Work to do:
Below is some material; set it all down exactly, apart from the pictures.

Data listing:
==============================

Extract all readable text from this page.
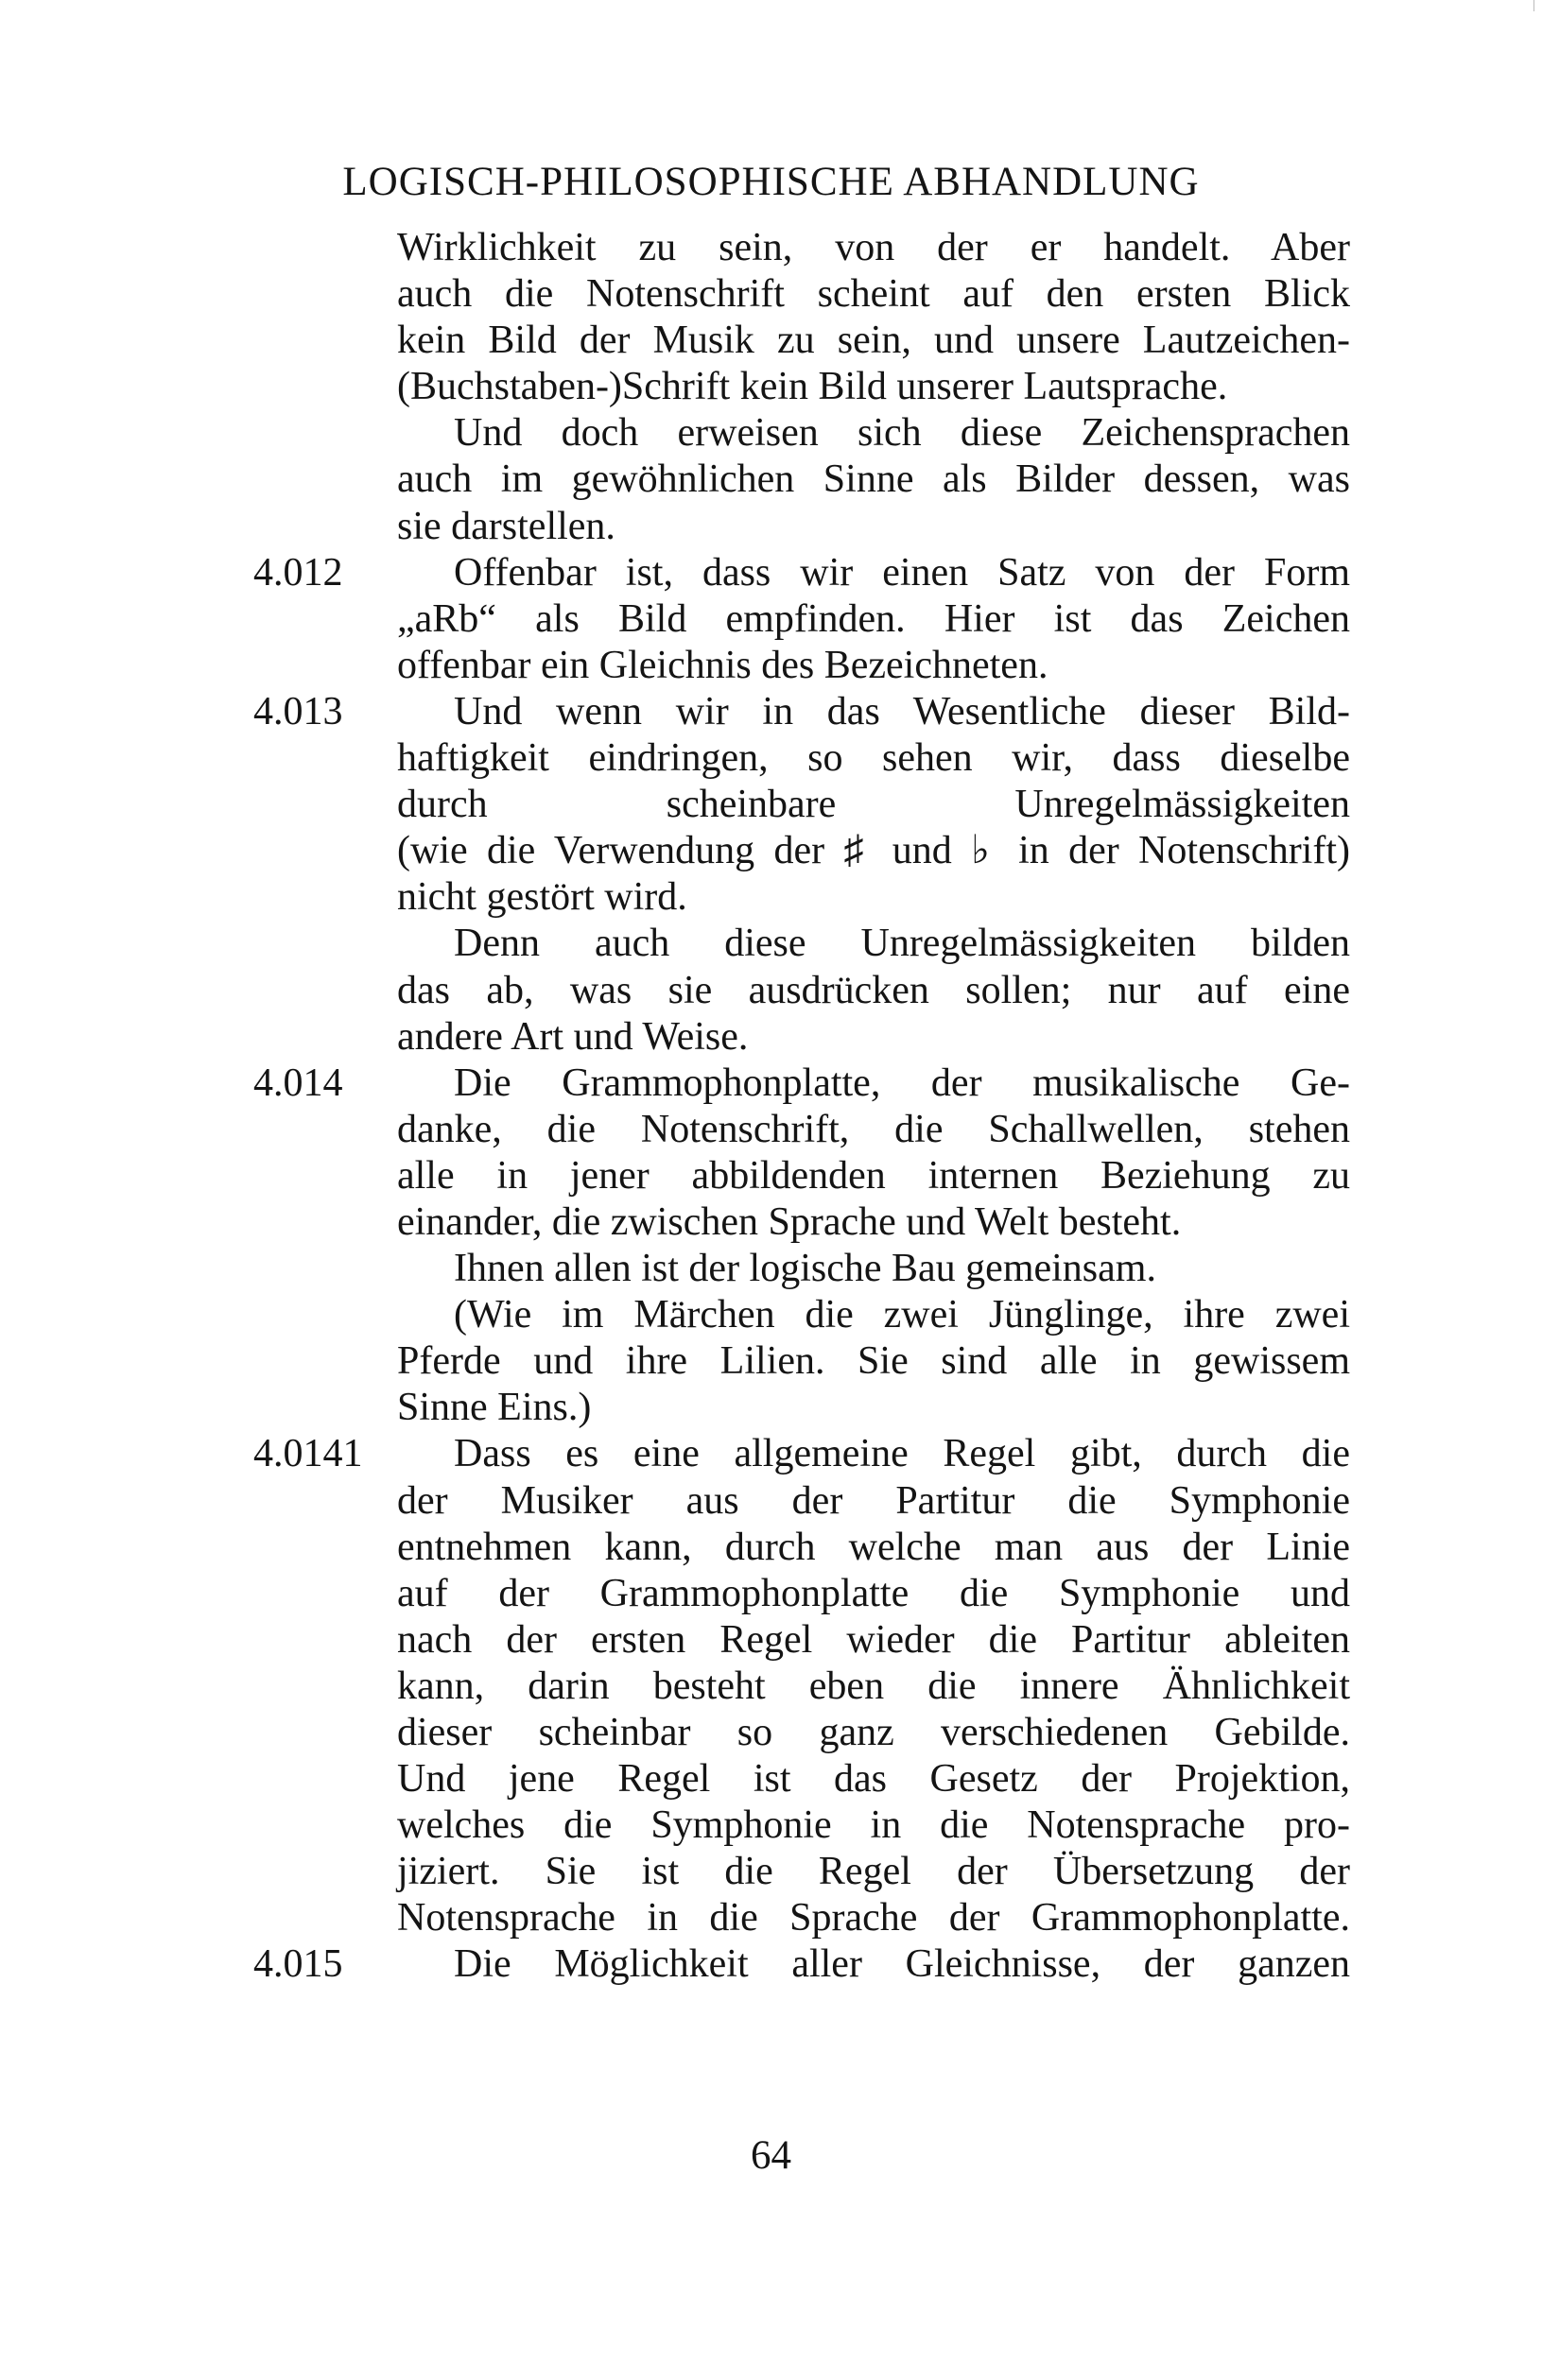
LOGISCH-PHILOSOPHISCHE ABHANDLUNG
Wirklichkeit zu sein, von der er handelt. Aber
auch die Notenschrift scheint auf den ersten Blick
kein Bild der Musik zu sein, und unsere Lautzeichen-
(Buchstaben-)Schrift kein Bild unserer Lautsprache.
Und doch erweisen sich diese Zeichensprachen
auch im gewöhnlichen Sinne als Bilder dessen, was
sie darstellen.
4.012	Offenbar ist, dass wir einen Satz von der Form
„aRb“ als Bild empfinden. Hier ist das Zeichen
offenbar ein Gleichnis des Bezeichneten.
4.013	Und wenn wir in das Wesentliche dieser Bild-
haftigkeit eindringen, so sehen wir, dass dieselbe
durch scheinbare Unregelmässigkeiten
(wie die Verwendung der ♯ und ♭ in der Notenschrift)
nicht gestört wird.
Denn auch diese Unregelmässigkeiten bilden
das ab, was sie ausdrücken sollen; nur auf eine
andere Art und Weise.
4.014	Die Grammophonplatte, der musikalische Ge-
danke, die Notenschrift, die Schallwellen, stehen
alle in jener abbildenden internen Beziehung zu
einander, die zwischen Sprache und Welt besteht.
Ihnen allen ist der logische Bau gemeinsam.
(Wie im Märchen die zwei Jünglinge, ihre zwei
Pferde und ihre Lilien. Sie sind alle in gewissem
Sinne Eins.)
4.0141 Dass es eine allgemeine Regel gibt, durch die
der Musiker aus der Partitur die Symphonie
entnehmen kann, durch welche man aus der Linie
auf der Grammophonplatte die Symphonie und
nach der ersten Regel wieder die Partitur ableiten
kann, darin besteht eben die innere Ähnlichkeit
dieser scheinbar so ganz verschiedenen Gebilde.
Und jene Regel ist das Gesetz der Projektion,
welches die Symphonie in die Notensprache pro-
jiziert. Sie ist die Regel der Übersetzung der
Notensprache in die Sprache der Grammophonplatte.
4.015	Die Möglichkeit aller Gleichnisse, der ganzen
64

==============================

In response:
Extract all readable text from this page.
LOGISCH-PHILOSOPHISCHE ABHANDLUNG
Wirklichkeit zu sein, von der er handelt. Aber
auch die Notenschrift scheint auf den ersten Blick
kein Bild der Musik zu sein, und unsere Lautzeichen-
(Buchstaben-)Schrift kein Bild unserer Lautsprache.
Und doch erweisen sich diese Zeichensprachen
auch im gewöhnlichen Sinne als Bilder dessen, was
sie darstellen.
4.012	Offenbar ist, dass wir einen Satz von der Form
„aRb“ als Bild empfinden. Hier ist das Zeichen
offenbar ein Gleichnis des Bezeichneten.
4.013	Und wenn wir in das Wesentliche dieser Bild-
haftigkeit eindringen, so sehen wir, dass dieselbe
durch scheinbare Unregelmässigkeiten
(wie die Verwendung der ♯ und ♭ in der Notenschrift)
nicht gestört wird.
Denn auch diese Unregelmässigkeiten bilden
das ab, was sie ausdrücken sollen; nur auf eine
andere Art und Weise.
4.014	Die Grammophonplatte, der musikalische Ge-
danke, die Notenschrift, die Schallwellen, stehen
alle in jener abbildenden internen Beziehung zu
einander, die zwischen Sprache und Welt besteht.
Ihnen allen ist der logische Bau gemeinsam.
(Wie im Märchen die zwei Jünglinge, ihre zwei
Pferde und ihre Lilien. Sie sind alle in gewissem
Sinne Eins.)
4.0141 Dass es eine allgemeine Regel gibt, durch die
der Musiker aus der Partitur die Symphonie
entnehmen kann, durch welche man aus der Linie
auf der Grammophonplatte die Symphonie und
nach der ersten Regel wieder die Partitur ableiten
kann, darin besteht eben die innere Ähnlichkeit
dieser scheinbar so ganz verschiedenen Gebilde.
Und jene Regel ist das Gesetz der Projektion,
welches die Symphonie in die Notensprache pro-
jiziert. Sie ist die Regel der Übersetzung der
Notensprache in die Sprache der Grammophonplatte.
4.015	Die Möglichkeit aller Gleichnisse, der ganzen
64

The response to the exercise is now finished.